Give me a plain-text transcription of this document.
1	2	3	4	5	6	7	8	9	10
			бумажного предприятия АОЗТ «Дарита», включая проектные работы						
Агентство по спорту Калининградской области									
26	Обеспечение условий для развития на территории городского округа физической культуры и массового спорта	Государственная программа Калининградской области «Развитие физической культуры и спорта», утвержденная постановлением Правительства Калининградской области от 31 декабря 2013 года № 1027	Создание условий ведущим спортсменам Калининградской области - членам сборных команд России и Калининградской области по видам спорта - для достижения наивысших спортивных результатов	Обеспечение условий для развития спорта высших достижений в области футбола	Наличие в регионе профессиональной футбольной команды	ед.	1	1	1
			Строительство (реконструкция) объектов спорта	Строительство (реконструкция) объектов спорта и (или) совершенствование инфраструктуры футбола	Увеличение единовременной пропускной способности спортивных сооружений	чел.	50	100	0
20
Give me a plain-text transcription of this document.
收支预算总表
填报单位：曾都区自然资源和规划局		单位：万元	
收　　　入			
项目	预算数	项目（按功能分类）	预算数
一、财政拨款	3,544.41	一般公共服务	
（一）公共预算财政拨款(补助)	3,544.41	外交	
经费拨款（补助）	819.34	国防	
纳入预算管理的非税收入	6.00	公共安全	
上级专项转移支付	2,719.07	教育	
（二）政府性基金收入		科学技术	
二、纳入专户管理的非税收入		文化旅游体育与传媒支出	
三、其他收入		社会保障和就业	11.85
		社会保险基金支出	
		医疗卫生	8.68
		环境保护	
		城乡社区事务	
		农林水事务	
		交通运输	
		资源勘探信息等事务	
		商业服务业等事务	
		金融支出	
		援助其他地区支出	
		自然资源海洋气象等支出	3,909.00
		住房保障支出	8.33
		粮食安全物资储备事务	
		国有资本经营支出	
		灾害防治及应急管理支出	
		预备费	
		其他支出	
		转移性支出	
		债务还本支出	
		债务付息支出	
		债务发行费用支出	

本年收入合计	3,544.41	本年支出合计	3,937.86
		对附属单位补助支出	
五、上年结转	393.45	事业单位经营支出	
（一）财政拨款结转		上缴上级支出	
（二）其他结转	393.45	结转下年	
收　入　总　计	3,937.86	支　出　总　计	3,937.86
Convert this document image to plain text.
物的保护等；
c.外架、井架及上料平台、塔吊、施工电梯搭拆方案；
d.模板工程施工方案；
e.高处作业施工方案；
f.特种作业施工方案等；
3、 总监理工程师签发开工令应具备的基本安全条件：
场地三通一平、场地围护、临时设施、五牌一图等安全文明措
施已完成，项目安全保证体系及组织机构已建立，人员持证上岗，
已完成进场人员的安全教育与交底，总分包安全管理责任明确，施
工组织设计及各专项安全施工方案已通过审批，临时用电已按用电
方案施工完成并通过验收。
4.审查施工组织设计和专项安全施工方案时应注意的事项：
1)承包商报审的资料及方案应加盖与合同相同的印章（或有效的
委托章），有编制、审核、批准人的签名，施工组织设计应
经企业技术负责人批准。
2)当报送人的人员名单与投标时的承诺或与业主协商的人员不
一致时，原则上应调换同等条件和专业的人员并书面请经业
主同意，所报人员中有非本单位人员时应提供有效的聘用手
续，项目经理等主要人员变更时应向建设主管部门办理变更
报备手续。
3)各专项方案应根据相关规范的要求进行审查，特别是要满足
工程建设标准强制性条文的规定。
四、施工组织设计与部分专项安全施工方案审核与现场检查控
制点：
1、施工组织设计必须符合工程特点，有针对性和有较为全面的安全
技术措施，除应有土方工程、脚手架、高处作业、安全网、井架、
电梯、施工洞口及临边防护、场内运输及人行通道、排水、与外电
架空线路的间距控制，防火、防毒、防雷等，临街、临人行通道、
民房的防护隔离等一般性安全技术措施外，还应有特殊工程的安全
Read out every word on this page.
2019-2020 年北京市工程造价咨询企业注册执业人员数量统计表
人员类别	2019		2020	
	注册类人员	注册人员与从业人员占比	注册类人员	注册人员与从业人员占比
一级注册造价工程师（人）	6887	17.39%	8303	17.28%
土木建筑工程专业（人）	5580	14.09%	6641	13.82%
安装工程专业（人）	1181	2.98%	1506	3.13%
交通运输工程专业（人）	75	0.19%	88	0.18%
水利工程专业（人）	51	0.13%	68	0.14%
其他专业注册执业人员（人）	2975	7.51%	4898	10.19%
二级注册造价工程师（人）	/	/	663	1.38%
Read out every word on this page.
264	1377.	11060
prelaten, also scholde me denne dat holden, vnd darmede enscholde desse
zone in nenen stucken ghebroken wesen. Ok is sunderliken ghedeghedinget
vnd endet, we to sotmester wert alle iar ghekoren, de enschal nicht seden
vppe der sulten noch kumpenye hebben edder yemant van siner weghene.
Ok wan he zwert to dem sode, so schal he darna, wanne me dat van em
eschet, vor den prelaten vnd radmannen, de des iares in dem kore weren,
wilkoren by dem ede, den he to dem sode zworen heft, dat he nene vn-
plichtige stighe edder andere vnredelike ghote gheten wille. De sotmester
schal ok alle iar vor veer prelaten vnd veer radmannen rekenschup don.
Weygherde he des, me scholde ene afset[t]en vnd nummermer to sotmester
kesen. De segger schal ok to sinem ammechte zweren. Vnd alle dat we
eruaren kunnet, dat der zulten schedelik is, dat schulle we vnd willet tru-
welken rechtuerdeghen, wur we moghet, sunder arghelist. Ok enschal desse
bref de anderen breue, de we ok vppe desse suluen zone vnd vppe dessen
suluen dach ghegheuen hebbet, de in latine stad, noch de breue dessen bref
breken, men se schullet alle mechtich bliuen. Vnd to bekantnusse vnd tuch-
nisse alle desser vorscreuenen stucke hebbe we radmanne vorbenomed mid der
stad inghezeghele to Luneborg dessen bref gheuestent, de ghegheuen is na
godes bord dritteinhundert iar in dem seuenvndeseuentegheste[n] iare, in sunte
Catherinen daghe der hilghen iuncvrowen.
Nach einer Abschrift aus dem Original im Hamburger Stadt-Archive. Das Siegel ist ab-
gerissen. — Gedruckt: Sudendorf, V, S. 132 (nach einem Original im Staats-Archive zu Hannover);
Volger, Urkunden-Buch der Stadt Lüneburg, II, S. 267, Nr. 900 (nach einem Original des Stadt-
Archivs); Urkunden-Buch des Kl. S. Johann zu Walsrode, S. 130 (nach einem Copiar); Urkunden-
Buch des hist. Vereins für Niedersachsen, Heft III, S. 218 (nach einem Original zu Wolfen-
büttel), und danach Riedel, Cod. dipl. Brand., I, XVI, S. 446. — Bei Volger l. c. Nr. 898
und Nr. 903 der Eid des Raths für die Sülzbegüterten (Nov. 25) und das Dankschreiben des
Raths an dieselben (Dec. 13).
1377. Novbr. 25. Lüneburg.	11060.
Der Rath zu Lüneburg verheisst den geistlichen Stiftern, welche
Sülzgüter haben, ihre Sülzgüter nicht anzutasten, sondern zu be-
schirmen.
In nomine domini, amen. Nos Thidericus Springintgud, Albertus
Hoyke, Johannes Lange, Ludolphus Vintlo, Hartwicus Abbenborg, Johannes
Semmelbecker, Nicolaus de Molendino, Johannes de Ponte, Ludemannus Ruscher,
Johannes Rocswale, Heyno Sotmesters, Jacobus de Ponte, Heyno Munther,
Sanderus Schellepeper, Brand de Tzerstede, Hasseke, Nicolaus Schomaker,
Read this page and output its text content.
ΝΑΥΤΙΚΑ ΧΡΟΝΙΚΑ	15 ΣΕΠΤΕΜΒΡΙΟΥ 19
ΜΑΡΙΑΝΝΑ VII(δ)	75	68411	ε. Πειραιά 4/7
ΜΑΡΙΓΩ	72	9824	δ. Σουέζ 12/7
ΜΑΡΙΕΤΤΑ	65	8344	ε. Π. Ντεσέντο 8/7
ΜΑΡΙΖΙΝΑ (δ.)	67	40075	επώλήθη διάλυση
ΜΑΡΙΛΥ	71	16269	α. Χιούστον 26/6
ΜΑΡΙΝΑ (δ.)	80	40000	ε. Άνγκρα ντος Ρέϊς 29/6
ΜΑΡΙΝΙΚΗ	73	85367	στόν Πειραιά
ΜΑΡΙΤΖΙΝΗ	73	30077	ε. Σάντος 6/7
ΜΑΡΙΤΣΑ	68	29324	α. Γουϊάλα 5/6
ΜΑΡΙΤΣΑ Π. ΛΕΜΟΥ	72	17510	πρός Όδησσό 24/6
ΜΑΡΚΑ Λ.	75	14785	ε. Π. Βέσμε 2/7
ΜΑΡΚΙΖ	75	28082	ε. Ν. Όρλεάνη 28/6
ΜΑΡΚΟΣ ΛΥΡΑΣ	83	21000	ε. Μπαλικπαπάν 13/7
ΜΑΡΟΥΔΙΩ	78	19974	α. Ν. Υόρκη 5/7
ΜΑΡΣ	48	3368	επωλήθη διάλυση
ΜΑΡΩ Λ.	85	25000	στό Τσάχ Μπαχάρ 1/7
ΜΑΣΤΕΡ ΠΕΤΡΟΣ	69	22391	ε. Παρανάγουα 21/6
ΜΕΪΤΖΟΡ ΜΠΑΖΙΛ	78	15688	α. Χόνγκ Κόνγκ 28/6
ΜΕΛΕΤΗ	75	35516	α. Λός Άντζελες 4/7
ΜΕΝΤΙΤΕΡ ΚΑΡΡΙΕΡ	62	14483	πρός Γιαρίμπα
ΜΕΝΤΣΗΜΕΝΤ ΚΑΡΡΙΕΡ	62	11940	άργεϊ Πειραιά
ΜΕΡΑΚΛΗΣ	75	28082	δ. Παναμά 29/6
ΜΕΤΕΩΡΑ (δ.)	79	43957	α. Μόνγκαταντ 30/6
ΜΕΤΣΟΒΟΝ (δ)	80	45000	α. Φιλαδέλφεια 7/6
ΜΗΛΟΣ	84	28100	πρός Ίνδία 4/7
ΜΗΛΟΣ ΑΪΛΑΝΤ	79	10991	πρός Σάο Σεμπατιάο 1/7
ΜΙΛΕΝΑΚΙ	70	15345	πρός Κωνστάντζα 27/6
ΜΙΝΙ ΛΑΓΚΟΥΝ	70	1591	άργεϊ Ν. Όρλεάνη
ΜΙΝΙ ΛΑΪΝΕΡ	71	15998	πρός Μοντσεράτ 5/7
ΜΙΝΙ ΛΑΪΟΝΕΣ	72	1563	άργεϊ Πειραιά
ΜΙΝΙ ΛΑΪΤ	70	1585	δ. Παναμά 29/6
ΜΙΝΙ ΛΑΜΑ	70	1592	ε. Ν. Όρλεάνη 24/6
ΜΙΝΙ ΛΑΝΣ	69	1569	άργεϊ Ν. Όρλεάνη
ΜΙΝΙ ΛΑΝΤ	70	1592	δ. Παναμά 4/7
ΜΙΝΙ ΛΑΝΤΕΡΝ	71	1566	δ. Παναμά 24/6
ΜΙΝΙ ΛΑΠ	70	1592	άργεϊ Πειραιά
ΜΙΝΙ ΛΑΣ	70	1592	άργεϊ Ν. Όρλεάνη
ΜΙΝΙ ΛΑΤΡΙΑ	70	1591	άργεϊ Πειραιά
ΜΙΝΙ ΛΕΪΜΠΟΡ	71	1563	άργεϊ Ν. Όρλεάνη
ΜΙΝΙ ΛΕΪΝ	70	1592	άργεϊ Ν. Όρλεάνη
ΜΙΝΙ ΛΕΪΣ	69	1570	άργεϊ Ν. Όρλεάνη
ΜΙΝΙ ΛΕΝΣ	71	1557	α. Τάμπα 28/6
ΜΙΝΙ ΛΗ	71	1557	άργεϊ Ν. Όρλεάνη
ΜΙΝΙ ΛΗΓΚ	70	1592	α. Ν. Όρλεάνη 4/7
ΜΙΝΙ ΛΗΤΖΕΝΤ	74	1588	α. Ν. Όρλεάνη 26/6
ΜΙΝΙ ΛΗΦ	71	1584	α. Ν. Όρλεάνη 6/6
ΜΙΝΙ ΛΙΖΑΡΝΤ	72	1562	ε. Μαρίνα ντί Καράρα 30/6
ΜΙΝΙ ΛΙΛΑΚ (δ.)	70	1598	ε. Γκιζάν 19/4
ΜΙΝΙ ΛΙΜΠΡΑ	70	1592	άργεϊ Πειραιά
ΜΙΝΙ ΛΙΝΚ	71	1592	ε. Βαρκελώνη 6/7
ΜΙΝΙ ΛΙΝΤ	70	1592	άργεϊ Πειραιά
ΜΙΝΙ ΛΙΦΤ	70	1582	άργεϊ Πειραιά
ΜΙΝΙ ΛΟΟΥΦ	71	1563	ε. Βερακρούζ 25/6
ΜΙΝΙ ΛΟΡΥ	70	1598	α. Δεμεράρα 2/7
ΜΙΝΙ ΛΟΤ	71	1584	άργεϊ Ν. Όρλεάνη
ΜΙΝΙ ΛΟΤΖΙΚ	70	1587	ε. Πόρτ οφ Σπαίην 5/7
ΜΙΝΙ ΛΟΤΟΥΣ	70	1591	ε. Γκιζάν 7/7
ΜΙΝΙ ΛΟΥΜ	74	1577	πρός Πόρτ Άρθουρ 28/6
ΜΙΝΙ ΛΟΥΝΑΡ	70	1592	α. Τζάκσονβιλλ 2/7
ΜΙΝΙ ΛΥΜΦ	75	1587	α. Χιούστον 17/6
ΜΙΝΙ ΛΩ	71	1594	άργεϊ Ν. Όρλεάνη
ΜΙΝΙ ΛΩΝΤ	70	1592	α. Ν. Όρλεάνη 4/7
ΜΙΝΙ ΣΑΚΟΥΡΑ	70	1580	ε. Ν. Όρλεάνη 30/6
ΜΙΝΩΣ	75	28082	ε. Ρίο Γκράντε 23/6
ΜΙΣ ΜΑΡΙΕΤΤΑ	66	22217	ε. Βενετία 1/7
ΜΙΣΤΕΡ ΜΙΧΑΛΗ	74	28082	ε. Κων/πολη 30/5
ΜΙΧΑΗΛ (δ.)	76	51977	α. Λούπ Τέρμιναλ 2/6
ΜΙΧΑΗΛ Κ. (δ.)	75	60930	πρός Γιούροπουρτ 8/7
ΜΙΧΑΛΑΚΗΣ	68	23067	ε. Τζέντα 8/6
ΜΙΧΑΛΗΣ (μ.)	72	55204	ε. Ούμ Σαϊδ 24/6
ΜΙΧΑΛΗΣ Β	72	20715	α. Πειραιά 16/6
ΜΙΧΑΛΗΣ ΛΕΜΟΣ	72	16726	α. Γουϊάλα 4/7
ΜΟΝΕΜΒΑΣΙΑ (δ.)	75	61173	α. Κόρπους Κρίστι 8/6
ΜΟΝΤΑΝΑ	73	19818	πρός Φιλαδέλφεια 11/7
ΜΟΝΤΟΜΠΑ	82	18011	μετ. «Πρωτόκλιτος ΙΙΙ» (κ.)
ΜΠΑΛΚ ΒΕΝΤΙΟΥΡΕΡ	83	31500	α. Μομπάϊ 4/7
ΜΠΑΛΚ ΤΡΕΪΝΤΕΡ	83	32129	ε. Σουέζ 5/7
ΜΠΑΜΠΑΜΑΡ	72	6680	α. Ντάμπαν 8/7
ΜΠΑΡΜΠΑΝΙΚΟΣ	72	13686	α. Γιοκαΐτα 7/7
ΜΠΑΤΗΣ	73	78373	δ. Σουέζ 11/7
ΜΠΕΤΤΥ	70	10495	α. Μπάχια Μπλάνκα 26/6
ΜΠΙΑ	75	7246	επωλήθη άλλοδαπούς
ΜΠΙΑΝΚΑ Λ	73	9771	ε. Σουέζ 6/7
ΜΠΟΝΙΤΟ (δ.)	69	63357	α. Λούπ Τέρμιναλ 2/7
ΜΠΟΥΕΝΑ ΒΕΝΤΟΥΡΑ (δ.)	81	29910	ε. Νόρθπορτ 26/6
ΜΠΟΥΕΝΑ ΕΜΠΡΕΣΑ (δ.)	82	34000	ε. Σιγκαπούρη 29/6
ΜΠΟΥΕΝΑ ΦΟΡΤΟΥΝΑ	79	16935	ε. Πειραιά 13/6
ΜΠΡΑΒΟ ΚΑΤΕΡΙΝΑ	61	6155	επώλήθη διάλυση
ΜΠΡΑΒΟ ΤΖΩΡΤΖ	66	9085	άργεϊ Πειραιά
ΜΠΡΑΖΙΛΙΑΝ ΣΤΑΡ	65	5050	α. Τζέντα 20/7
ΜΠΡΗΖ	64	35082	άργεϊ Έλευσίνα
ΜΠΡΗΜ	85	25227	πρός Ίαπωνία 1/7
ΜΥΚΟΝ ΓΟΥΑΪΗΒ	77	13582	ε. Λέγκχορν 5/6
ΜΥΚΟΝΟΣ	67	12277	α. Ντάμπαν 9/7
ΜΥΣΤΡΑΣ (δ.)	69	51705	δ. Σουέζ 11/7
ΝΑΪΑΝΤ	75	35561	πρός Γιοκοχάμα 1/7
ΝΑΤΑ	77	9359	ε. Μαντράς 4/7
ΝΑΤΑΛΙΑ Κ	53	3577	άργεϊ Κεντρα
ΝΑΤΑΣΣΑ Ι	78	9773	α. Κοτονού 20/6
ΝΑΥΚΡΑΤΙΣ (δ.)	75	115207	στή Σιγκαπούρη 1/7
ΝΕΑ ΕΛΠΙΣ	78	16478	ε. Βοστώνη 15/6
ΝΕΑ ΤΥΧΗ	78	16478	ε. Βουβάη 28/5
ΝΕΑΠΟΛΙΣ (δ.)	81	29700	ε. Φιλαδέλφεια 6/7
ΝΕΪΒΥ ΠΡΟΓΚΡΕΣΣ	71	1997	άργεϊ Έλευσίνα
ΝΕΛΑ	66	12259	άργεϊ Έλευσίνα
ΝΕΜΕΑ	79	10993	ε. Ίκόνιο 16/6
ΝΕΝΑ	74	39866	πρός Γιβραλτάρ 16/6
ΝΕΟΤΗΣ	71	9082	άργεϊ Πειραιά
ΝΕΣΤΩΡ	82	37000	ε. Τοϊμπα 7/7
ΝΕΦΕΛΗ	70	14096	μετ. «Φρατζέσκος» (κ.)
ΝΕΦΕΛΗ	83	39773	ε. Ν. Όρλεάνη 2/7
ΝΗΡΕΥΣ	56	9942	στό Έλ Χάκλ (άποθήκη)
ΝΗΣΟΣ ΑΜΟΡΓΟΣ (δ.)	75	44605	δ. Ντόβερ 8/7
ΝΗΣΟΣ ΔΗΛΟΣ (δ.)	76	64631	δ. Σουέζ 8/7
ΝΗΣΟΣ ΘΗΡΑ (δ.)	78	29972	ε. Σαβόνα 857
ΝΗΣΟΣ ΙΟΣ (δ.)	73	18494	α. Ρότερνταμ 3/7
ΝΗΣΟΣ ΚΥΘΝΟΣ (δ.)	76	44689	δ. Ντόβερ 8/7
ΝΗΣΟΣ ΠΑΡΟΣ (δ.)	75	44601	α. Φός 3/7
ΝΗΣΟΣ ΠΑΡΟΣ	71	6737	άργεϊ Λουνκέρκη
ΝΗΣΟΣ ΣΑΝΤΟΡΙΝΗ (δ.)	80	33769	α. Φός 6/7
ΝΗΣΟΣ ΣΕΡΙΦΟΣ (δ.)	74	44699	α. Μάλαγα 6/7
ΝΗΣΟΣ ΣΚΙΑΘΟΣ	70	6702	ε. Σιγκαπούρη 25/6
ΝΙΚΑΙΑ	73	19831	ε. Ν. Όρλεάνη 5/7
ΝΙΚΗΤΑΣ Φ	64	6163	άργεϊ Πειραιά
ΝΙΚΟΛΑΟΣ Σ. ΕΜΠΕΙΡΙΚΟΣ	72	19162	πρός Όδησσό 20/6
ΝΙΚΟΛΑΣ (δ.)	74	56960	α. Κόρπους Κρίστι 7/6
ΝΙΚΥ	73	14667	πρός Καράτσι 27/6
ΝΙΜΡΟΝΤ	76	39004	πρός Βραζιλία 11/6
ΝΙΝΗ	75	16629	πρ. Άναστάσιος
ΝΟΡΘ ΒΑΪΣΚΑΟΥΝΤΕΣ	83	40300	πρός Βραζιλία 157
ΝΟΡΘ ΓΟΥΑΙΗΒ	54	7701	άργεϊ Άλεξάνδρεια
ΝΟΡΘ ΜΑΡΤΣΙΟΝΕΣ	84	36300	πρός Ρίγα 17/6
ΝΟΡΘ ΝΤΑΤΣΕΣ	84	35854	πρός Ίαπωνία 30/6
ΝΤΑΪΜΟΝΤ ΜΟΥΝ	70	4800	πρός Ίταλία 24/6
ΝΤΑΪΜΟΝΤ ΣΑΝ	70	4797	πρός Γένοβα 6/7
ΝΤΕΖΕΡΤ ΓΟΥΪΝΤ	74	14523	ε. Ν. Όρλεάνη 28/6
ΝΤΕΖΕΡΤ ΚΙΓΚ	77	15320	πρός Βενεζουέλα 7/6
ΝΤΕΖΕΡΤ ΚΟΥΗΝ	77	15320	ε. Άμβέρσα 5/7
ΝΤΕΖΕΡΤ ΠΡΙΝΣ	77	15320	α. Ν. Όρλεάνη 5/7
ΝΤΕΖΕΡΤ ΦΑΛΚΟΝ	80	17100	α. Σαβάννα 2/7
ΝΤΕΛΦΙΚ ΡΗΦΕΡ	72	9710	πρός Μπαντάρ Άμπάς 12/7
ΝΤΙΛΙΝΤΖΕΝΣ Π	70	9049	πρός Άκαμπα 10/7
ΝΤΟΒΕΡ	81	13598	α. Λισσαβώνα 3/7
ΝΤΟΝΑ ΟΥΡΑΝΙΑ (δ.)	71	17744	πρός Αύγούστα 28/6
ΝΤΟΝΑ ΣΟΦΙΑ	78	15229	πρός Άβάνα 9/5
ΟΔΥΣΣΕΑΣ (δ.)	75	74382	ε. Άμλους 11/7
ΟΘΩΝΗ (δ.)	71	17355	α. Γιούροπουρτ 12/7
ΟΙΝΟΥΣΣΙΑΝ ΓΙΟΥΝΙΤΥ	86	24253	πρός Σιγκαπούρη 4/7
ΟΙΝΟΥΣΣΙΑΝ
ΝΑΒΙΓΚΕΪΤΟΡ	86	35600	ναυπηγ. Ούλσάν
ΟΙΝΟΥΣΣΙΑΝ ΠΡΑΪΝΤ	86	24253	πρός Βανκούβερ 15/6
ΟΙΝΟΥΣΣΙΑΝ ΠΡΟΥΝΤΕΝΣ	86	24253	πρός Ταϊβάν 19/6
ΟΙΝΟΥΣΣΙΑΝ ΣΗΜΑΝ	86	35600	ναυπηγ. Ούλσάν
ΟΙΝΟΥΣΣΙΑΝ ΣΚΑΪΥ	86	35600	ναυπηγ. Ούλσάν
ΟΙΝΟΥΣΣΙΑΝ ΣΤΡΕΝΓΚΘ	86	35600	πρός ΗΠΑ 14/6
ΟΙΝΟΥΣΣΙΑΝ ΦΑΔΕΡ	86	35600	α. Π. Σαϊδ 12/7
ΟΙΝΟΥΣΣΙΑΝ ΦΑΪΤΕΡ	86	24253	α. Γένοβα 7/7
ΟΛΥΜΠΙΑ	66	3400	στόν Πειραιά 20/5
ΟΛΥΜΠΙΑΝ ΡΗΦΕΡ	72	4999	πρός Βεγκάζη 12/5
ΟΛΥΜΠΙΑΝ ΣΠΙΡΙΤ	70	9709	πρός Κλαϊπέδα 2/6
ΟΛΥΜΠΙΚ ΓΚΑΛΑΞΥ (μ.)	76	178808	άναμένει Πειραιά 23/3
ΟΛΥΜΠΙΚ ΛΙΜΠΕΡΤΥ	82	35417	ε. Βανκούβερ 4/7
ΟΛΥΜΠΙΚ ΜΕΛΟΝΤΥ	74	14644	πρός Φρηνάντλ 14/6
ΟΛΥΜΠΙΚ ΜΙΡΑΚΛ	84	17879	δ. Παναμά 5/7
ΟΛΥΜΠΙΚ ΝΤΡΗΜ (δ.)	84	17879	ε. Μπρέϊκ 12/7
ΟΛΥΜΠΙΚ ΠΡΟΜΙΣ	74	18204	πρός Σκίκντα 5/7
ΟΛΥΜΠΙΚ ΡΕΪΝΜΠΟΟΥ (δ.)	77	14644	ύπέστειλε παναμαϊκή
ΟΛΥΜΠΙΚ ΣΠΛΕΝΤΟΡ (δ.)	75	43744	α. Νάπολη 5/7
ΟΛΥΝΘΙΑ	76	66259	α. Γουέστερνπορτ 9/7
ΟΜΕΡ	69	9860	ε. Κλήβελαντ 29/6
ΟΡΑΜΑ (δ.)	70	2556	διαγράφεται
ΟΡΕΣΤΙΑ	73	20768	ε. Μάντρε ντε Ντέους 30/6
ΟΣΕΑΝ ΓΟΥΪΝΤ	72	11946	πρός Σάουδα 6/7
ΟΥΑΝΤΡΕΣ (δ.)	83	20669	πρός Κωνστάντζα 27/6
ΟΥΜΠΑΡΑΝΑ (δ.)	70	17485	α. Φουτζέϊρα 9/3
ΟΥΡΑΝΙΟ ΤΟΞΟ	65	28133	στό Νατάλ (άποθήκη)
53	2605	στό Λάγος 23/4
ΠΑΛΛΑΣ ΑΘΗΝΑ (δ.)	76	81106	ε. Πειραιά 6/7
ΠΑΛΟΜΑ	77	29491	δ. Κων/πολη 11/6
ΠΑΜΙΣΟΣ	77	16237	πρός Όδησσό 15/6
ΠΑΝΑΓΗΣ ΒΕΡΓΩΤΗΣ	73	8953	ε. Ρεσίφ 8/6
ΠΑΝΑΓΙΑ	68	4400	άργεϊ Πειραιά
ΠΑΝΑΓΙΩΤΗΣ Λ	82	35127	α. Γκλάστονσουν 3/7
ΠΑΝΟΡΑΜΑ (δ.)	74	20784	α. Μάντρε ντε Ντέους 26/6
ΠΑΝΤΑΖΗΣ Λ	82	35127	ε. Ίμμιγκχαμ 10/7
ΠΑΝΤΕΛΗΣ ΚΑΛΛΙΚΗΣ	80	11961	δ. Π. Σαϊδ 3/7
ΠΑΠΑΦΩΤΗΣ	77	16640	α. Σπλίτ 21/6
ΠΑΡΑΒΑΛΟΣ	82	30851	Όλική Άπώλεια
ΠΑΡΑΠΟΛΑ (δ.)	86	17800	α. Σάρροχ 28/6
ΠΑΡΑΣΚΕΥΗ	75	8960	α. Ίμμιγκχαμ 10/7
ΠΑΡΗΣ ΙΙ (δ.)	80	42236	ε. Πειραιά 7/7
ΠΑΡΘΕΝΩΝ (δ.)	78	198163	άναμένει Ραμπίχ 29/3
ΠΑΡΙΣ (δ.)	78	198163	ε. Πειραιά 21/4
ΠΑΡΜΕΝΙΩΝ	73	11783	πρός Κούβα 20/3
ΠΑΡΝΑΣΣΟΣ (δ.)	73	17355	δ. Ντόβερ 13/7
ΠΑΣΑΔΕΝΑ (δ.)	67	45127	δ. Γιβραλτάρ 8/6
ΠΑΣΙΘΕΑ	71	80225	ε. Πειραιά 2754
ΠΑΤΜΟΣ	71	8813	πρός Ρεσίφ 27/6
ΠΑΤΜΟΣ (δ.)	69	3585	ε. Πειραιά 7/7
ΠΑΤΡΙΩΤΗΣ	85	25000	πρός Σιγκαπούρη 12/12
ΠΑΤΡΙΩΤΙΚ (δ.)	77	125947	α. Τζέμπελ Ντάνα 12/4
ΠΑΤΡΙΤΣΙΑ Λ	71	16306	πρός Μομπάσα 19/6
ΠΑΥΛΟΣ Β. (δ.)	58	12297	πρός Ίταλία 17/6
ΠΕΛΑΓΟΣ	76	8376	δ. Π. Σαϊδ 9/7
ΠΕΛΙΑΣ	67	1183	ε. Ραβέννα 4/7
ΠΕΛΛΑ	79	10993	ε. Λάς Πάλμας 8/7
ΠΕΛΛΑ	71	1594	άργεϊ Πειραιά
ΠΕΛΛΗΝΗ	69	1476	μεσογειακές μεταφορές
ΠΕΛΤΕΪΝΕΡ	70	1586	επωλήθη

***

■ Task prompt: Look over the listing above. Pick out and copy every line that includes "ΚΑΡΡΙΕΡ".

■ Finished answer:
ΜΕΝΤΙΤΕΡ ΚΑΡΡΙΕΡ	62	14483	πρός Γιαρίμπα
ΜΕΝΤΣΗΜΕΝΤ ΚΑΡΡΙΕΡ	62	11940	άργεϊ Πειραιά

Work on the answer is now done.